* [The problem] Restate every entry word for word.

__________________________________________________

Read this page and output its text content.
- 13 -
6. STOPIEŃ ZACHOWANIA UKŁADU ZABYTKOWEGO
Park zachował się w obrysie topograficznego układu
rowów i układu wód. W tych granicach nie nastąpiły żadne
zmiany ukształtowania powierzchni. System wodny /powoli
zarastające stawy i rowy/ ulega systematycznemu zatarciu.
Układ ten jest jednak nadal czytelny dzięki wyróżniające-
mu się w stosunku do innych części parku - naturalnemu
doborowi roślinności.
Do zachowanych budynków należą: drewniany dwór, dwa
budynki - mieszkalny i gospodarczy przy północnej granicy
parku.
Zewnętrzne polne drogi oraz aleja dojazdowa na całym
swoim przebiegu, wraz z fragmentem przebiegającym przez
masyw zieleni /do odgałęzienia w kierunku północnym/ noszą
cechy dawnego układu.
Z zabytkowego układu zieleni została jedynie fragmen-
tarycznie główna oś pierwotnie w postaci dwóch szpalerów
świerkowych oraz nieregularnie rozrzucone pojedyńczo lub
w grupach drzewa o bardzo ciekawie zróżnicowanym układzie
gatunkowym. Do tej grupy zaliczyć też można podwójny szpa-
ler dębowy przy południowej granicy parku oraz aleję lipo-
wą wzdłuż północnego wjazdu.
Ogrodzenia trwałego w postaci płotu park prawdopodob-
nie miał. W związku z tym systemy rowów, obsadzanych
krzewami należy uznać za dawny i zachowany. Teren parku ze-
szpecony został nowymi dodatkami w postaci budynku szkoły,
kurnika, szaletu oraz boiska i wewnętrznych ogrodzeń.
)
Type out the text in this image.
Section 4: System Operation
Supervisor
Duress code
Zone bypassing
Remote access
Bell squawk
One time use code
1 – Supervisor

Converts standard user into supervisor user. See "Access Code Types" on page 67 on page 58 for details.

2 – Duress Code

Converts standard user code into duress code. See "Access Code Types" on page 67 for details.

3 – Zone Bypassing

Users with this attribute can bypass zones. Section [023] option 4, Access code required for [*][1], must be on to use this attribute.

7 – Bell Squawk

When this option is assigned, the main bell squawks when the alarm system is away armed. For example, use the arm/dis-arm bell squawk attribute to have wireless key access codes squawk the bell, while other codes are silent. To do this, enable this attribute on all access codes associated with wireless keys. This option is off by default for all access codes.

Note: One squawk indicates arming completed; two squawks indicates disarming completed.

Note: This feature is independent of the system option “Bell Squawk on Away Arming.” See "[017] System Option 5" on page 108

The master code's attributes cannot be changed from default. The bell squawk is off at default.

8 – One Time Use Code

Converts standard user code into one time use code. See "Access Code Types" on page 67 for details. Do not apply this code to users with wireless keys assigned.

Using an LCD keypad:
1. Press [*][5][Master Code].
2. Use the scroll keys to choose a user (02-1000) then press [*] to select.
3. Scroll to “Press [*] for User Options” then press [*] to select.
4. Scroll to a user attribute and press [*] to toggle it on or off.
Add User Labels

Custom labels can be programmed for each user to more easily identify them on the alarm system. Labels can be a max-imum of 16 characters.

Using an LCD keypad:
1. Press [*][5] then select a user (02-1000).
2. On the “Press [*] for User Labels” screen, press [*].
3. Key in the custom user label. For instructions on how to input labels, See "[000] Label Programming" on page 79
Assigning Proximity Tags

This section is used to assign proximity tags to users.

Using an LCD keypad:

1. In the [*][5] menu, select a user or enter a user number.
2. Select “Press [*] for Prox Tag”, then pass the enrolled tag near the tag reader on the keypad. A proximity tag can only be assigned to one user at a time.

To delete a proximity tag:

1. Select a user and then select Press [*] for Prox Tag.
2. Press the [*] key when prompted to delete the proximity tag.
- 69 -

__________________________________________________

* [Task response]
Read this page and output its text content.
- 13 -
6. STOPIEŃ ZACHOWANIA UKŁADU ZABYTKOWEGO
Park zachował się w obrysie topograficznego układu
rowów i układu wód. W tych granicach nie nastąpiły żadne
zmiany ukształtowania powierzchni. System wodny /powoli
zarastające stawy i rowy/ ulega systematycznemu zatarciu.
Układ ten jest jednak nadal czytelny dzięki wyróżniające-
mu się w stosunku do innych części parku - naturalnemu
doborowi roślinności.
Do zachowanych budynków należą: drewniany dwór, dwa
budynki - mieszkalny i gospodarczy przy północnej granicy
parku.
Zewnętrzne polne drogi oraz aleja dojazdowa na całym
swoim przebiegu, wraz z fragmentem przebiegającym przez
masyw zieleni /do odgałęzienia w kierunku północnym/ noszą
cechy dawnego układu.
Z zabytkowego układu zieleni została jedynie fragmen-
tarycznie główna oś pierwotnie w postaci dwóch szpalerów
świerkowych oraz nieregularnie rozrzucone pojedyńczo lub
w grupach drzewa o bardzo ciekawie zróżnicowanym układzie
gatunkowym. Do tej grupy zaliczyć też można podwójny szpa-
ler dębowy przy południowej granicy parku oraz aleję lipo-
wą wzdłuż północnego wjazdu.
Ogrodzenia trwałego w postaci płotu park prawdopodob-
nie miał. W związku z tym systemy rowów, obsadzanych
krzewami należy uznać za dawny i zachowany. Teren parku ze-
szpecony został nowymi dodatkami w postaci budynku szkoły,
kurnika, szaletu oraz boiska i wewnętrznych ogrodzeń.
)
Type out the text in this image.
Section 4: System Operation
Supervisor
Duress code
Zone bypassing
Remote access
Bell squawk
One time use code
1 – Supervisor

Converts standard user into supervisor user. See "Access Code Types" on page 67 on page 58 for details.

2 – Duress Code

Converts standard user code into duress code. See "Access Code Types" on page 67 for details.

3 – Zone Bypassing

Users with this attribute can bypass zones. Section [023] option 4, Access code required for [*][1], must be on to use this attribute.

7 – Bell Squawk

When this option is assigned, the main bell squawks when the alarm system is away armed. For example, use the arm/dis-arm bell squawk attribute to have wireless key access codes squawk the bell, while other codes are silent. To do this, enable this attribute on all access codes associated with wireless keys. This option is off by default for all access codes.

Note: One squawk indicates arming completed; two squawks indicates disarming completed.

Note: This feature is independent of the system option “Bell Squawk on Away Arming.” See "[017] System Option 5" on page 108

The master code's attributes cannot be changed from default. The bell squawk is off at default.

8 – One Time Use Code

Converts standard user code into one time use code. See "Access Code Types" on page 67 for details. Do not apply this code to users with wireless keys assigned.

Using an LCD keypad:
1. Press [*][5][Master Code].
2. Use the scroll keys to choose a user (02-1000) then press [*] to select.
3. Scroll to “Press [*] for User Options” then press [*] to select.
4. Scroll to a user attribute and press [*] to toggle it on or off.
Add User Labels

Custom labels can be programmed for each user to more easily identify them on the alarm system. Labels can be a max-imum of 16 characters.

Using an LCD keypad:
1. Press [*][5] then select a user (02-1000).
2. On the “Press [*] for User Labels” screen, press [*].
3. Key in the custom user label. For instructions on how to input labels, See "[000] Label Programming" on page 79
Assigning Proximity Tags

This section is used to assign proximity tags to users.

Using an LCD keypad:

1. In the [*][5] menu, select a user or enter a user number.
2. Select “Press [*] for Prox Tag”, then pass the enrolled tag near the tag reader on the keypad. A proximity tag can only be assigned to one user at a time.

To delete a proximity tag:

1. Select a user and then select Press [*] for Prox Tag.
2. Press the [*] key when prompted to delete the proximity tag.
- 69 -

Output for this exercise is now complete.